TASKS FOR THIS EXERCISE
• A. Transcribe the stretch of the HMI analysis text below from "Even though HMI" through "the ADEPT tool.".
• B. Pick up the HMI analysis text below where it ends and continue it.

SUPPLIED TEXT
* Start *

There is another issue with that system. If the operator is not aware of the 8-second timer (or does not track the countdown), the issue described in Leveson and Turner (1993), Bolton et al. (2008) can also be found. It suffices to turn the observation 8 second into an internal transition $\tau $ and to make the system being reset when the operator presses enter after the treatment has been administered. The last actions of the returned counterexample (the most relevant part) is as follows: $\langle \dots , \textsf {selectE}, \textsf {up}, \textsf {E-beam}, \textsf {selectX}, \textsf {E-beam} \rangle $. That corresponds to the user selecting the electron beam mode, then changing his mind by pushing on the up button and selecting the X-ray mode. After that, the system may either be in E-beam or X-ray mode.

3.5 Analysis of ADEPT Models

Even though HMI LTSs are an ideal abstraction for the specification and analysis of the HMI properties described above, it is hard to model large, complex HMI systems directly as LTSs. For this reason, we have worked on connecting our analysis algorithms to prototyping tools that are more familiar and intuitive for domain experts. In particular, we have worked closely with the developers of the ADEPT tool.

ADEPT (Automatic Design and Evaluation Prototyping Toolset) (Feary 2010) is a Java-based tool developed at NASA Ames, which supports designers in the early prototyping phases of the design of automation interfaces. The tool also offers a set of basic analyses that can be performed on the model under development. An ADEPT model is composed of two elements: a set of logic tables, coupled with an interactive user interface (UI). The logic tables describe the dynamics of the system as state changes in reaction to user actions or to environmental events. For example, Fig. 15.4 shows a screenshot of the autopilot model opened in ADEPT. The left part of the window shows one of the logic tables and the right part shows the user interface.

The UI is composed of a set of components that are encoded as Java objects representing graphical widgets. The logic tables can refer to the elements of the UI and to the other components through their Java instance variables, and interact with them through their methods, using Java syntax. In particular, UI events are seen as Boolean variables that are set to true when the event occurs.

* End *

Element box records
* Start *

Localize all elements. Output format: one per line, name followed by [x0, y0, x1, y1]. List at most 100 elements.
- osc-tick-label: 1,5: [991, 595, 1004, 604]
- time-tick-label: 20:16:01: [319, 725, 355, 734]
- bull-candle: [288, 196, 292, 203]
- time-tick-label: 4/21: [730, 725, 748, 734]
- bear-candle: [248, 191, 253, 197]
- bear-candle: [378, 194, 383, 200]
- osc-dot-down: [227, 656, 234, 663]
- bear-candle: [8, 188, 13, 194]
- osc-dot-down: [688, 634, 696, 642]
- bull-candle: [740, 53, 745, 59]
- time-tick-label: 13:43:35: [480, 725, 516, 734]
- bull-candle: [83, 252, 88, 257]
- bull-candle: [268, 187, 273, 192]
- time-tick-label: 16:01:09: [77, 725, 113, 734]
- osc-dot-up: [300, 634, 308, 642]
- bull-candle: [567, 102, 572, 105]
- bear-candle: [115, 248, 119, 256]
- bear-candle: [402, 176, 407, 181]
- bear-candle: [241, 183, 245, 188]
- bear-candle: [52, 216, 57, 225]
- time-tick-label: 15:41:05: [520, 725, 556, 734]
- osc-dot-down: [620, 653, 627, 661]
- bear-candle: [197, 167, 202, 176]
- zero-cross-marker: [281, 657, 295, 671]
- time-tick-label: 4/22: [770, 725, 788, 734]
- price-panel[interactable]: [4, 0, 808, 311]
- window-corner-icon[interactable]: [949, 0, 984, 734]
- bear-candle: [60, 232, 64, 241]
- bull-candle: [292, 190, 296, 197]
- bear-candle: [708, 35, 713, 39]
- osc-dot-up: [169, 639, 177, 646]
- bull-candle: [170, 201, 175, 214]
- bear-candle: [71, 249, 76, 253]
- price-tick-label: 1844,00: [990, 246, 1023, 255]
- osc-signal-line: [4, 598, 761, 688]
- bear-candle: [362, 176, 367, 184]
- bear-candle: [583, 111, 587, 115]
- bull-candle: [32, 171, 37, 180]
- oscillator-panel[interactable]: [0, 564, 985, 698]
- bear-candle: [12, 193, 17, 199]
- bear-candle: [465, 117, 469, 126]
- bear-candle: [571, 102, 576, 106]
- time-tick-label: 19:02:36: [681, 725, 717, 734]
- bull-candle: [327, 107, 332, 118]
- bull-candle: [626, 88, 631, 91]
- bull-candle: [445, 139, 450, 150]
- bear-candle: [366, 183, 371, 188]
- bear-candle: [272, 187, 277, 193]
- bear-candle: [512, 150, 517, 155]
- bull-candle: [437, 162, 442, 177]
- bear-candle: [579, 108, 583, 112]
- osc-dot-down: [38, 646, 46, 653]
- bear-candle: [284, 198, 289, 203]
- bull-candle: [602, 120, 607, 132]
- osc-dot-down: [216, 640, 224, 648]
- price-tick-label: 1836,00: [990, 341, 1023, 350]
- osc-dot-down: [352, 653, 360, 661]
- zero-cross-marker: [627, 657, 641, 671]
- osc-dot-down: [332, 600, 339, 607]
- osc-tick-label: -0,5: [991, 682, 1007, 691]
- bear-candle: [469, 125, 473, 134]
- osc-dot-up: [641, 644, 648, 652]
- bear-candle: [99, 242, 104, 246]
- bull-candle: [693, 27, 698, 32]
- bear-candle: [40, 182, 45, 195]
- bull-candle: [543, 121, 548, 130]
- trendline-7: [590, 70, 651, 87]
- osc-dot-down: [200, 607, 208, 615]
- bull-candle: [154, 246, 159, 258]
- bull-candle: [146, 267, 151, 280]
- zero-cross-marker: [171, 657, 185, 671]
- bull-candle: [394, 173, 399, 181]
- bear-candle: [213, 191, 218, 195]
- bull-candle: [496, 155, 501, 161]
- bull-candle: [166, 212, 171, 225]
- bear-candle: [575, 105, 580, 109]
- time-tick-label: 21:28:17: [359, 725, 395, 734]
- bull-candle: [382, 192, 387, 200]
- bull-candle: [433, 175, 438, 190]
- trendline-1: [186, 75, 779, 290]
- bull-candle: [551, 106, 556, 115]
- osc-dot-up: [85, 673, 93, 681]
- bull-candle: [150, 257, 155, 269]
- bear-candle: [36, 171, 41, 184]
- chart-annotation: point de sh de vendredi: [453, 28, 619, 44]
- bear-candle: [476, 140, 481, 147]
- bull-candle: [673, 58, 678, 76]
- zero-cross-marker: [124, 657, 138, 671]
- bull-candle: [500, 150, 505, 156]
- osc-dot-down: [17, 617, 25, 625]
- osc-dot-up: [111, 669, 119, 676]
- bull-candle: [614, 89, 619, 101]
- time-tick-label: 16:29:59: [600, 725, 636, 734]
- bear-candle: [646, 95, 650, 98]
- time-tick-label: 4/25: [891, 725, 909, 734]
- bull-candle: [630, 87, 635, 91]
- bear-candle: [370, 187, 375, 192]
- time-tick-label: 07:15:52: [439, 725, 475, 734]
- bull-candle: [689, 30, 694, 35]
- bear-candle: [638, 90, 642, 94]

* End *

EXPECTED OUTPUTS
• A.
Even though HMI LTSs are an ideal abstraction for the specification and analysis of the HMI properties described above, it is hard to model large, complex HMI systems directly as LTSs. For this reason, we have worked on connecting our analysis algorithms to prototyping tools that are more familiar and intuitive for domain experts. In particular, we have worked closely with the developers of the ADEPT tool.

• B.
Behind the scene, an ADEPT model is compiled into a Java program that can be executed in order to directly try the encoded behavior with the user interface. That tool is meant to be used as a rapid prototyping tool. The models not only can then be tested and simulated by the designers, but can also be analyzed by systematic and rigorous techniques. Possible analyses include validity checks on the structure of logic tables, for example. We have extended the analysis capabilities of ADEPT with our framework, which requires the translation of ADEPT tables into the models that our framework can handle. We describe our work with ADEPT through an autopilot example.

Figure 15.5 shows one of the logic tables of the autopilot model. The table example illustrates the way it can interact with elements of the UI. Each light gray line of the table corresponds to a variable of the system. The variables can be related to a component of the UI (such as pfdAirspeedTargetTape.currentValue), or they can be state variables of the model (such as indicatedAirSpeed) or they can relate to the internal logic of the system (airspeedSystemTable.outputState). The latter kind of variables can be seen as a description of the mode of a particular component of the system (the airspeed part in this example). For example, the two first lines of the output part of the logic table example mean that the value of the currentValue field of the pfdAirspeedTargetTape component of the UI is updated with the value of the indicatedAirspeed state variable. Moreover, each column of an ADEPT table corresponds to a transition scenario. From any state of the system that satisfies the condition described by the input part of the table, the system can move to the state of the system that results in applying the update instructions described by the output part of the table.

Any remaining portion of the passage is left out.